Entries giving item positions:
* * * *

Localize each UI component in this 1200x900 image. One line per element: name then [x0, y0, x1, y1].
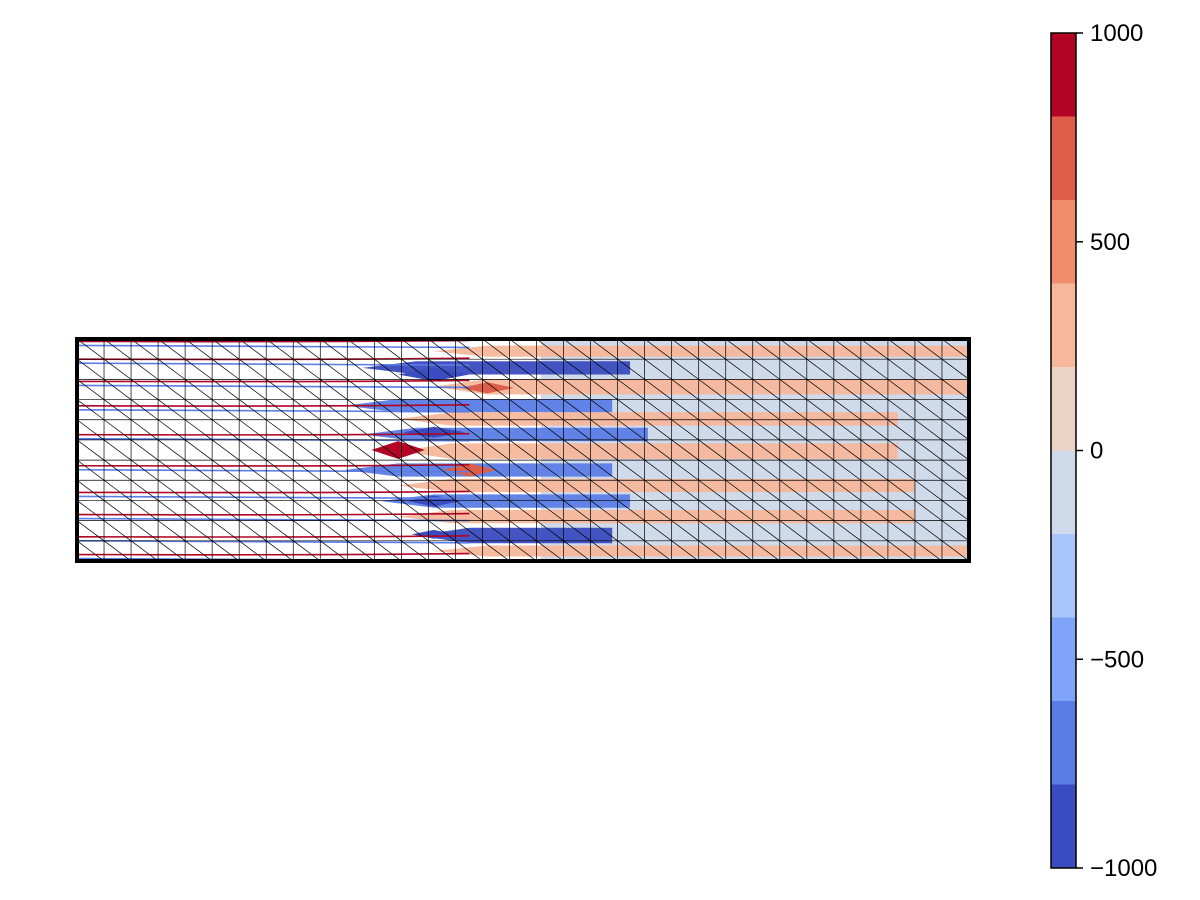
field-band-0 — [433, 345, 969, 357]
field-band-3 — [344, 398, 613, 413]
colorbar-swatch-8 — [1051, 116, 1076, 200]
colorbar-tick-label-1: −500 — [1090, 646, 1144, 673]
stripe-blue-1 — [77, 362, 470, 366]
field-peak-5 — [460, 382, 515, 394]
colorbar-tick-label-4: 1000 — [1090, 20, 1143, 47]
stripe-blue-6 — [77, 495, 470, 500]
colorbar-swatch-6 — [1051, 283, 1076, 367]
field-band-2 — [433, 378, 969, 395]
stripe-blue-7 — [77, 517, 470, 522]
colorbar-tick-label-2: 0 — [1090, 438, 1103, 465]
field-band-11 — [415, 527, 613, 544]
colorbar-tick-label-0: −1000 — [1090, 855, 1157, 882]
colorbar-tick-label-3: 500 — [1090, 229, 1130, 256]
field-band-10 — [398, 509, 916, 524]
colorbar-swatch-7 — [1051, 200, 1076, 284]
field-peak-6 — [442, 463, 497, 477]
stripe-blue-5 — [77, 468, 470, 473]
field-band-6 — [398, 443, 898, 459]
colorbar-swatch-2 — [1051, 617, 1076, 701]
stripe-red-5 — [77, 463, 470, 467]
field-band-1 — [362, 361, 631, 375]
field-band-4 — [398, 412, 898, 426]
colorbar-swatch-5 — [1051, 367, 1076, 451]
field-peak-2 — [402, 426, 466, 438]
stripe-blue-4 — [77, 437, 470, 442]
field-band-8 — [398, 478, 916, 493]
stripe-red-3 — [77, 404, 470, 407]
colorbar-swatch-3 — [1051, 534, 1076, 618]
plot-frame — [75, 337, 971, 563]
stripe-red-6 — [77, 490, 470, 494]
mesh-lines — [77, 339, 969, 561]
colorbar-swatch-0 — [1051, 784, 1076, 868]
field-band-12 — [433, 545, 969, 557]
stripe-blue-3 — [77, 409, 470, 413]
colorbar-ticks: −1000 −500 0 500 1000 — [1076, 20, 1157, 882]
colorbar-swatch-9 — [1051, 33, 1076, 117]
colorbar-swatch-4 — [1051, 450, 1076, 534]
field-peak-0 — [371, 441, 425, 459]
stripe-red-8 — [77, 535, 470, 538]
colorbar: −1000 −500 0 500 1000 — [1050, 20, 1157, 882]
field-peak-1 — [398, 367, 470, 382]
colorbar-swatches — [1051, 33, 1076, 868]
stripe-red-9 — [77, 552, 470, 556]
colorbar-swatch-1 — [1051, 701, 1076, 785]
stripe-red-7 — [77, 512, 470, 516]
plot-area — [75, 337, 971, 563]
stripe-red-4 — [77, 432, 470, 436]
mesh-grid — [77, 339, 969, 561]
stripe-blue-0 — [77, 344, 470, 349]
stripe-blue-2 — [77, 384, 470, 389]
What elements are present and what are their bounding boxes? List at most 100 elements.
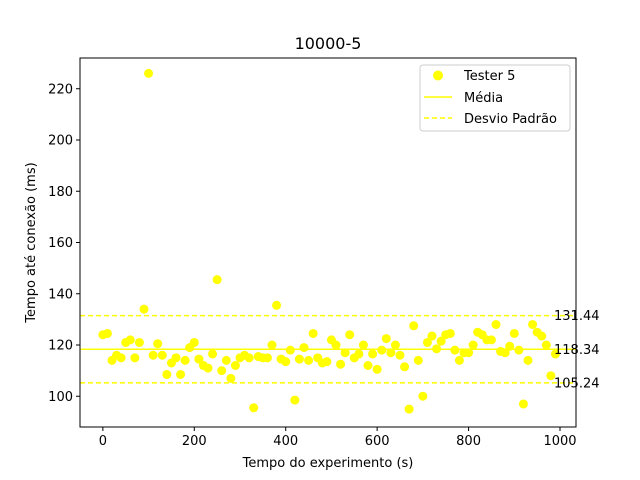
data-point xyxy=(340,348,350,358)
data-point xyxy=(404,404,414,414)
chart-title: 10000-5 xyxy=(295,34,362,53)
data-point xyxy=(267,340,277,350)
data-point xyxy=(162,369,172,379)
data-point xyxy=(381,334,391,344)
y-tick-label: 200 xyxy=(48,134,73,149)
data-point xyxy=(491,320,501,329)
legend: Tester 5 Média Desvio Padrão xyxy=(419,64,571,132)
data-point xyxy=(272,300,282,310)
legend-marker-points xyxy=(433,70,443,81)
data-point xyxy=(262,353,272,363)
data-point xyxy=(125,335,135,345)
data-point xyxy=(450,345,460,355)
legend-label-mean: Média xyxy=(464,91,503,106)
legend-label-std: Desvio Padrão xyxy=(464,112,557,127)
y-tick-label: 160 xyxy=(48,236,73,251)
x-axis-ticks: 0 200 400 600 800 1000 xyxy=(99,427,577,449)
data-point xyxy=(514,345,524,355)
data-point xyxy=(550,349,560,359)
data-point xyxy=(468,340,478,350)
data-point xyxy=(208,349,218,359)
plot-area xyxy=(80,68,576,414)
legend-box xyxy=(419,64,571,132)
data-point xyxy=(331,340,341,350)
data-point xyxy=(308,328,318,338)
data-point xyxy=(217,366,227,376)
data-point xyxy=(176,369,186,379)
y-tick-label: 140 xyxy=(48,287,73,302)
data-point xyxy=(395,350,405,360)
data-point xyxy=(290,395,300,405)
data-point xyxy=(244,353,254,363)
y-tick-label: 220 xyxy=(48,82,73,97)
data-point xyxy=(409,321,419,331)
data-point xyxy=(144,68,154,78)
data-point xyxy=(345,330,355,340)
data-point xyxy=(445,328,455,338)
data-point xyxy=(157,350,167,360)
data-point xyxy=(304,355,314,365)
data-point xyxy=(400,362,410,372)
legend-label-points: Tester 5 xyxy=(463,69,515,84)
data-point xyxy=(541,340,551,350)
data-point xyxy=(436,336,446,346)
x-tick-label: 1000 xyxy=(543,434,576,449)
data-point xyxy=(153,339,163,349)
mean-label: 118.34 xyxy=(554,343,600,358)
data-point xyxy=(358,340,368,350)
data-point xyxy=(377,345,387,355)
reference-line-labels: 131.44 118.34 105.24 xyxy=(554,309,600,391)
data-point xyxy=(322,357,332,367)
data-point xyxy=(299,343,309,353)
data-point xyxy=(546,371,556,381)
data-point xyxy=(537,331,547,341)
data-point xyxy=(203,363,213,373)
data-point xyxy=(386,348,396,358)
data-point xyxy=(336,359,346,369)
data-point xyxy=(130,353,140,363)
data-point xyxy=(505,341,515,351)
data-point xyxy=(523,355,533,365)
data-point xyxy=(354,349,364,359)
data-points xyxy=(98,68,560,414)
data-point xyxy=(148,350,158,360)
data-point xyxy=(189,337,199,347)
data-point xyxy=(464,348,474,358)
x-tick-label: 600 xyxy=(365,434,390,449)
data-point xyxy=(194,354,204,364)
data-point xyxy=(528,320,538,329)
data-point xyxy=(116,353,126,363)
y-tick-label: 120 xyxy=(48,339,73,354)
x-tick-label: 200 xyxy=(182,434,207,449)
data-point xyxy=(427,331,437,341)
data-point xyxy=(221,355,231,365)
data-point xyxy=(418,391,428,401)
data-point xyxy=(372,364,382,374)
std-lower-label: 105.24 xyxy=(554,376,600,391)
data-point xyxy=(212,275,222,285)
data-point xyxy=(413,355,423,365)
y-tick-label: 180 xyxy=(48,185,73,200)
data-point xyxy=(500,348,510,358)
data-point xyxy=(432,344,442,354)
x-tick-label: 400 xyxy=(273,434,298,449)
data-point xyxy=(134,337,144,347)
data-point xyxy=(281,357,291,367)
data-point xyxy=(249,403,259,413)
data-point xyxy=(139,304,149,314)
data-point xyxy=(363,361,373,370)
data-point xyxy=(226,373,236,383)
data-point xyxy=(368,349,378,359)
y-axis-label: Tempo até conexão (ms) xyxy=(24,162,39,323)
data-point xyxy=(518,399,528,409)
reference-lines xyxy=(80,314,576,384)
data-point xyxy=(102,328,112,338)
data-point xyxy=(454,355,464,365)
data-point xyxy=(390,340,400,350)
data-point xyxy=(180,355,190,365)
y-axis-ticks: 100 120 140 160 180 200 220 xyxy=(48,82,80,405)
std-upper-label: 131.44 xyxy=(554,309,600,324)
data-point xyxy=(171,353,181,363)
data-point xyxy=(486,335,496,345)
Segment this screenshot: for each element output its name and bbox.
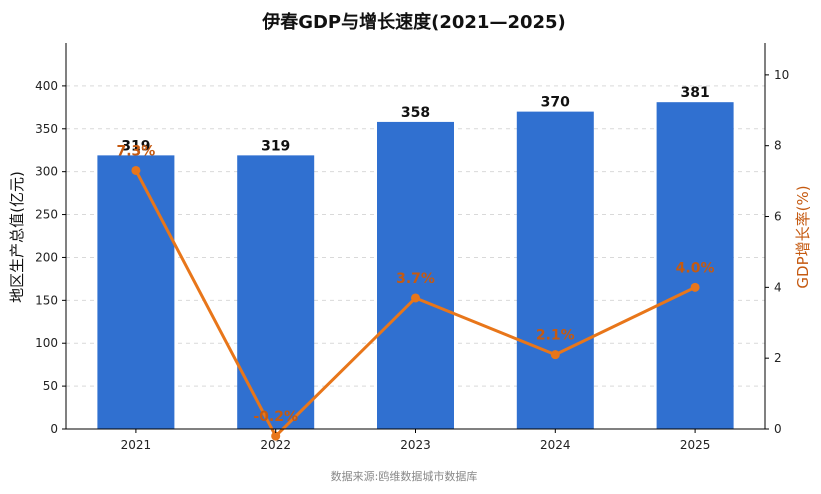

* * * *

Set problem:
Render every line of the entries above as a numbered list, dropping any blank lines. Omit the pictures from your answer.

Response:
1. Localize each UI component in this 1200x900 image. One line per element: name then [x0, y0, x1, y1].
2. field-band-0 — [433, 345, 969, 357]
3. field-band-3 — [344, 398, 613, 413]
4. colorbar-swatch-8 — [1051, 116, 1076, 200]
5. colorbar-tick-label-1: −500 — [1090, 646, 1144, 673]
6. stripe-blue-1 — [77, 362, 470, 366]
7. field-peak-5 — [460, 382, 515, 394]
8. colorbar-tick-label-4: 1000 — [1090, 20, 1143, 47]
9. stripe-blue-6 — [77, 495, 470, 500]
10. colorbar-swatch-6 — [1051, 283, 1076, 367]
11. field-band-2 — [433, 378, 969, 395]
12. stripe-blue-7 — [77, 517, 470, 522]
13. colorbar-tick-label-2: 0 — [1090, 438, 1103, 465]
14. field-band-11 — [415, 527, 613, 544]
15. colorbar-tick-label-0: −1000 — [1090, 855, 1157, 882]
16. colorbar-tick-label-3: 500 — [1090, 229, 1130, 256]
17. field-band-10 — [398, 509, 916, 524]
18. colorbar-swatch-7 — [1051, 200, 1076, 284]
19. field-peak-6 — [442, 463, 497, 477]
20. stripe-blue-5 — [77, 468, 470, 473]
21. field-band-6 — [398, 443, 898, 459]
22. colorbar-swatch-2 — [1051, 617, 1076, 701]
23. stripe-red-5 — [77, 463, 470, 467]
24. field-band-1 — [362, 361, 631, 375]
25. field-band-4 — [398, 412, 898, 426]
26. colorbar-swatch-5 — [1051, 367, 1076, 451]
27. field-peak-2 — [402, 426, 466, 438]
28. stripe-blue-4 — [77, 437, 470, 442]
29. field-band-8 — [398, 478, 916, 493]
30. stripe-red-3 — [77, 404, 470, 407]
31. colorbar-swatch-3 — [1051, 534, 1076, 618]
32. plot-frame — [75, 337, 971, 563]
33. stripe-red-6 — [77, 490, 470, 494]
34. mesh-lines — [77, 339, 969, 561]
35. colorbar-swatch-0 — [1051, 784, 1076, 868]
36. field-band-12 — [433, 545, 969, 557]
37. stripe-blue-3 — [77, 409, 470, 413]
38. colorbar-ticks: −1000 −500 0 500 1000 — [1076, 20, 1157, 882]
39. colorbar-swatch-9 — [1051, 33, 1076, 117]
40. colorbar-swatch-4 — [1051, 450, 1076, 534]
41. field-peak-0 — [371, 441, 425, 459]
42. stripe-red-8 — [77, 535, 470, 538]
43. colorbar: −1000 −500 0 500 1000 — [1050, 20, 1157, 882]
44. field-peak-1 — [398, 367, 470, 382]
45. colorbar-swatches — [1051, 33, 1076, 868]
46. stripe-red-9 — [77, 552, 470, 556]
47. colorbar-swatch-1 — [1051, 701, 1076, 785]
48. stripe-red-7 — [77, 512, 470, 516]
49. plot-area — [75, 337, 971, 563]
50. stripe-red-4 — [77, 432, 470, 436]
51. mesh-grid — [77, 339, 969, 561]
52. stripe-blue-0 — [77, 344, 470, 349]
53. stripe-blue-2 — [77, 384, 470, 389]
54. What elements are present and what are their bounding boxes? List at most 100 elements.
55. data-point xyxy=(340,348,350,358)
56. data-point xyxy=(404,404,414,414)
57. chart-title: 10000-5 xyxy=(295,34,362,53)
58. data-point xyxy=(267,340,277,350)
59. data-point xyxy=(162,369,172,379)
60. data-point xyxy=(381,334,391,344)
61. y-tick-label: 200 xyxy=(48,134,73,149)
62. data-point xyxy=(491,320,501,329)
63. legend: Tester 5 Média Desvio Padrão xyxy=(419,64,571,132)
64. data-point xyxy=(272,300,282,310)
65. legend-marker-points xyxy=(433,70,443,81)
66. data-point xyxy=(262,353,272,363)
67. data-point xyxy=(125,335,135,345)
68. data-point xyxy=(450,345,460,355)
69. legend-label-mean: Média xyxy=(464,91,503,106)
70. legend-label-std: Desvio Padrão xyxy=(464,112,557,127)
71. y-tick-label: 160 xyxy=(48,236,73,251)
72. x-axis-ticks: 0 200 400 600 800 1000 xyxy=(99,427,577,449)
73. data-point xyxy=(514,345,524,355)
74. data-point xyxy=(550,349,560,359)
75. data-point xyxy=(468,340,478,350)
76. data-point xyxy=(208,349,218,359)
77. plot-area xyxy=(80,68,576,414)
78. legend-box xyxy=(419,64,571,132)
79. data-point xyxy=(331,340,341,350)
80. data-point xyxy=(308,328,318,338)
81. data-point xyxy=(217,366,227,376)
82. data-point xyxy=(176,369,186,379)
83. y-tick-label: 140 xyxy=(48,287,73,302)
84. data-point xyxy=(395,350,405,360)
85. data-point xyxy=(290,395,300,405)
86. data-point xyxy=(244,353,254,363)
87. y-tick-label: 220 xyxy=(48,82,73,97)
88. data-point xyxy=(409,321,419,331)
89. data-point xyxy=(144,68,154,78)
90. data-point xyxy=(345,330,355,340)
91. data-point xyxy=(445,328,455,338)
92. data-point xyxy=(157,350,167,360)
93. data-point xyxy=(304,355,314,365)
94. data-point xyxy=(400,362,410,372)
95. legend-label-points: Tester 5 xyxy=(463,69,515,84)
96. data-point xyxy=(541,340,551,350)
97. data-point xyxy=(436,336,446,346)
98. x-tick-label: 1000 xyxy=(543,434,576,449)
99. data-point xyxy=(153,339,163,349)
100. mean-label: 118.34 xyxy=(554,343,600,358)
101. data-point xyxy=(358,340,368,350)
102. data-point xyxy=(377,345,387,355)
103. reference-line-labels: 131.44 118.34 105.24 xyxy=(554,309,600,391)
104. data-point xyxy=(322,357,332,367)
105. data-point xyxy=(299,343,309,353)
106. data-point xyxy=(546,371,556,381)
107. data-point xyxy=(537,331,547,341)
108. data-point xyxy=(203,363,213,373)
109. data-point xyxy=(386,348,396,358)
110. data-point xyxy=(336,359,346,369)
111. data-point xyxy=(130,353,140,363)
112. data-point xyxy=(505,341,515,351)
113. data-point xyxy=(523,355,533,365)
114. data-point xyxy=(354,349,364,359)
115. data-points xyxy=(98,68,560,414)
116. data-point xyxy=(148,350,158,360)
117. data-point xyxy=(189,337,199,347)
118. data-point xyxy=(464,348,474,358)
119. x-tick-label: 600 xyxy=(365,434,390,449)
120. data-point xyxy=(194,354,204,364)
121. data-point xyxy=(528,320,538,329)
122. data-point xyxy=(116,353,126,363)
123. y-tick-label: 120 xyxy=(48,339,73,354)
124. x-tick-label: 200 xyxy=(182,434,207,449)
125. data-point xyxy=(427,331,437,341)
126. data-point xyxy=(221,355,231,365)
127. data-point xyxy=(418,391,428,401)
128. data-point xyxy=(372,364,382,374)
129. std-lower-label: 105.24 xyxy=(554,376,600,391)
130. data-point xyxy=(212,275,222,285)
131. data-point xyxy=(413,355,423,365)
132. y-tick-label: 180 xyxy=(48,185,73,200)
133. data-point xyxy=(500,348,510,358)
134. data-point xyxy=(432,344,442,354)
135. x-tick-label: 400 xyxy=(273,434,298,449)
136. data-point xyxy=(134,337,144,347)
137. data-point xyxy=(281,357,291,367)
138. data-point xyxy=(249,403,259,413)
139. data-point xyxy=(139,304,149,314)
140. data-point xyxy=(363,361,373,370)
141. data-point xyxy=(226,373,236,383)
142. data-point xyxy=(368,349,378,359)
143. y-axis-label: Tempo até conexão (ms) xyxy=(24,162,39,323)
144. data-point xyxy=(518,399,528,409)
145. reference-lines xyxy=(80,314,576,384)
146. data-point xyxy=(102,328,112,338)
147. data-point xyxy=(454,355,464,365)
148. data-point xyxy=(390,340,400,350)
149. data-point xyxy=(180,355,190,365)
150. y-axis-ticks: 100 120 140 160 180 200 220 xyxy=(48,82,80,405)
151. std-upper-label: 131.44 xyxy=(554,309,600,324)
152. data-point xyxy=(171,353,181,363)
153. data-point xyxy=(486,335,496,345)
154. Segment this screenshot: for each element output its name and bbox.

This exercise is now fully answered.